═════ Records for this task ═════

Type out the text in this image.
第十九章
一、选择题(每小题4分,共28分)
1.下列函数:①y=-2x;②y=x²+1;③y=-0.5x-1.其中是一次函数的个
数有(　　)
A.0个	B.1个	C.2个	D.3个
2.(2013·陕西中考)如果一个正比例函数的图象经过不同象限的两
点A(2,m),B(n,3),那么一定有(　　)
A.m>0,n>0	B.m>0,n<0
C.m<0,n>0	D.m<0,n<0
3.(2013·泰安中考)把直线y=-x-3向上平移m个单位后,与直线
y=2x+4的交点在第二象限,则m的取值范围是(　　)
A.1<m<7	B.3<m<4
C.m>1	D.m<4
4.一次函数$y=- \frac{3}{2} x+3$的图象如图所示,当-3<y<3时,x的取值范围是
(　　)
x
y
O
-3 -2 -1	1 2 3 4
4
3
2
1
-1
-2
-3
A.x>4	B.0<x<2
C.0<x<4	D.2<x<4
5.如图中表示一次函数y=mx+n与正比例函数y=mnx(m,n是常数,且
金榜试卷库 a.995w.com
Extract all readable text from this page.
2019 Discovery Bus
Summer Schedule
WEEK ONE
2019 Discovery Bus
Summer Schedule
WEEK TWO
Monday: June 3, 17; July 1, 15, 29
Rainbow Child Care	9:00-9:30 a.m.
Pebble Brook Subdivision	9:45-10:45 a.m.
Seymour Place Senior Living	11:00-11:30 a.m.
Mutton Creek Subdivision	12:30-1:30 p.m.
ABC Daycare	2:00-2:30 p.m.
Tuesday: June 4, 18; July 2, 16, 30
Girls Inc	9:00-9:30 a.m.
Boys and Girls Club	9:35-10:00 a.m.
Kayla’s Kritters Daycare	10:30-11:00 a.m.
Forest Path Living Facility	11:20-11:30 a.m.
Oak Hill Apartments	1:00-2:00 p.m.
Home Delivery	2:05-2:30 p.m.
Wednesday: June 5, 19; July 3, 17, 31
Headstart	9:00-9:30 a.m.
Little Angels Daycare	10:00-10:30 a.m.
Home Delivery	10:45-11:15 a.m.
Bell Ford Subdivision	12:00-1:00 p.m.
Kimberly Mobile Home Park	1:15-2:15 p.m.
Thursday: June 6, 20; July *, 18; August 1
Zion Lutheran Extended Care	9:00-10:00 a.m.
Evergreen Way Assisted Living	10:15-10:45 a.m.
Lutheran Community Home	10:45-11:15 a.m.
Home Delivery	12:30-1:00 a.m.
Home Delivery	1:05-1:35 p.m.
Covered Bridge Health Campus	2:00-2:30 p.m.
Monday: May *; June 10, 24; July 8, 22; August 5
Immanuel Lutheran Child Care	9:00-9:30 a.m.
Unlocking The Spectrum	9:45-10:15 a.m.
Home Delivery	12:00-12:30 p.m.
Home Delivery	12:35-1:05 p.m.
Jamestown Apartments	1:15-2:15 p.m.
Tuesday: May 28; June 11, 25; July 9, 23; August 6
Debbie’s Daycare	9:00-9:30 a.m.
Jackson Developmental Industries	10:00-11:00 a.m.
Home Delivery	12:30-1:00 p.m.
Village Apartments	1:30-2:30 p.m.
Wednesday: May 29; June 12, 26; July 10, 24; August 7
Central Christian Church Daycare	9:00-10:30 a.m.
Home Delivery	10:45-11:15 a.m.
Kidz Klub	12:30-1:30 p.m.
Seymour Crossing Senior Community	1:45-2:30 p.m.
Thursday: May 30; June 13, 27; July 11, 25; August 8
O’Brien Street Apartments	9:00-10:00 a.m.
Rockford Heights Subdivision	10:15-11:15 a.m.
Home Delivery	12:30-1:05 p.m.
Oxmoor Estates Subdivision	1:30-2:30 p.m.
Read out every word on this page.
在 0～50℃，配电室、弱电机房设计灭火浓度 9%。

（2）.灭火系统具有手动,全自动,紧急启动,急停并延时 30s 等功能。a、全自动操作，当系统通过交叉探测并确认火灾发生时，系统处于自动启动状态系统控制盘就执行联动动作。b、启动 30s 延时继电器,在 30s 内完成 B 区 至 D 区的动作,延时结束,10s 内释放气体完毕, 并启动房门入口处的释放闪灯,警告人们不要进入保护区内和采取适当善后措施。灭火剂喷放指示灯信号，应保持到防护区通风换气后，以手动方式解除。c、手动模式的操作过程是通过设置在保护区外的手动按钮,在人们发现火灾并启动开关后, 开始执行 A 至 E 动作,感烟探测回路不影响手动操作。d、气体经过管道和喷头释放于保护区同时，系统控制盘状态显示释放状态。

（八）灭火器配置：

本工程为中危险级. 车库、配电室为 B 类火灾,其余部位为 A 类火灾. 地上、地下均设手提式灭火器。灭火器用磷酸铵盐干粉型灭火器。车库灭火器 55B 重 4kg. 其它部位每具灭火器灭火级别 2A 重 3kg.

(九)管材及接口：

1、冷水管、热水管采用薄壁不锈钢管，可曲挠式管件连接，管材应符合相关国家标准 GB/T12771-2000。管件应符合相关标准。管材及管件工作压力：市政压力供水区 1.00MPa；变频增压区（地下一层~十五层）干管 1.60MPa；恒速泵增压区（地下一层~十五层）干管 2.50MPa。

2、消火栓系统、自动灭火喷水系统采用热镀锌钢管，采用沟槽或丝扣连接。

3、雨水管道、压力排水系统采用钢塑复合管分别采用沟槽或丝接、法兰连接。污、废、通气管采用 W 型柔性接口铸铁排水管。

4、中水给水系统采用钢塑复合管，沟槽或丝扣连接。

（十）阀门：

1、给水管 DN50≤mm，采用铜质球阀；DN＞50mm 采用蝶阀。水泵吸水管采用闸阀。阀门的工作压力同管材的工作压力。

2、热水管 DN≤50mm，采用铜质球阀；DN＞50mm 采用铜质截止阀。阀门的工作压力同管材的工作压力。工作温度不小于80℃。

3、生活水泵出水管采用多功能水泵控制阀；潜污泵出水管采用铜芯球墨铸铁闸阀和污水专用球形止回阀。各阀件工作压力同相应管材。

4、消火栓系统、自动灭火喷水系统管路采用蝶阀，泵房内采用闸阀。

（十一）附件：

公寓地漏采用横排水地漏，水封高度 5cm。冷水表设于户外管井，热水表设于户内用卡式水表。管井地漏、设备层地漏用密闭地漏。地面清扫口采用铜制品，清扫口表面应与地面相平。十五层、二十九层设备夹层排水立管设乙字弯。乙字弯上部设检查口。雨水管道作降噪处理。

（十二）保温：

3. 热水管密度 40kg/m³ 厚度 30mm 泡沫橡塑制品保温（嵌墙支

═════

### What to work on
Set out exactly the run of lines that begins at the line holding "Read out every word on this page." and ends at the last line of the data.

### Result
Read out every word on this page.
在 0～50℃，配电室、弱电机房设计灭火浓度 9%。

（2）.灭火系统具有手动,全自动,紧急启动,急停并延时 30s 等功能。a、全自动操作，当系统通过交叉探测并确认火灾发生时，系统处于自动启动状态系统控制盘就执行联动动作。b、启动 30s 延时继电器,在 30s 内完成 B 区 至 D 区的动作,延时结束,10s 内释放气体完毕, 并启动房门入口处的释放闪灯,警告人们不要进入保护区内和采取适当善后措施。灭火剂喷放指示灯信号，应保持到防护区通风换气后，以手动方式解除。c、手动模式的操作过程是通过设置在保护区外的手动按钮,在人们发现火灾并启动开关后, 开始执行 A 至 E 动作,感烟探测回路不影响手动操作。d、气体经过管道和喷头释放于保护区同时，系统控制盘状态显示释放状态。

（八）灭火器配置：

本工程为中危险级. 车库、配电室为 B 类火灾,其余部位为 A 类火灾. 地上、地下均设手提式灭火器。灭火器用磷酸铵盐干粉型灭火器。车库灭火器 55B 重 4kg. 其它部位每具灭火器灭火级别 2A 重 3kg.

(九)管材及接口：

1、冷水管、热水管采用薄壁不锈钢管，可曲挠式管件连接，管材应符合相关国家标准 GB/T12771-2000。管件应符合相关标准。管材及管件工作压力：市政压力供水区 1.00MPa；变频增压区（地下一层~十五层）干管 1.60MPa；恒速泵增压区（地下一层~十五层）干管 2.50MPa。

2、消火栓系统、自动灭火喷水系统采用热镀锌钢管，采用沟槽或丝扣连接。

3、雨水管道、压力排水系统采用钢塑复合管分别采用沟槽或丝接、法兰连接。污、废、通气管采用 W 型柔性接口铸铁排水管。

4、中水给水系统采用钢塑复合管，沟槽或丝扣连接。

（十）阀门：

1、给水管 DN50≤mm，采用铜质球阀；DN＞50mm 采用蝶阀。水泵吸水管采用闸阀。阀门的工作压力同管材的工作压力。

2、热水管 DN≤50mm，采用铜质球阀；DN＞50mm 采用铜质截止阀。阀门的工作压力同管材的工作压力。工作温度不小于80℃。

3、生活水泵出水管采用多功能水泵控制阀；潜污泵出水管采用铜芯球墨铸铁闸阀和污水专用球形止回阀。各阀件工作压力同相应管材。

4、消火栓系统、自动灭火喷水系统管路采用蝶阀，泵房内采用闸阀。

（十一）附件：

公寓地漏采用横排水地漏，水封高度 5cm。冷水表设于户外管井，热水表设于户内用卡式水表。管井地漏、设备层地漏用密闭地漏。地面清扫口采用铜制品，清扫口表面应与地面相平。十五层、二十九层设备夹层排水立管设乙字弯。乙字弯上部设检查口。雨水管道作降噪处理。

（十二）保温：

3. 热水管密度 40kg/m³ 厚度 30mm 泡沫橡塑制品保温（嵌墙支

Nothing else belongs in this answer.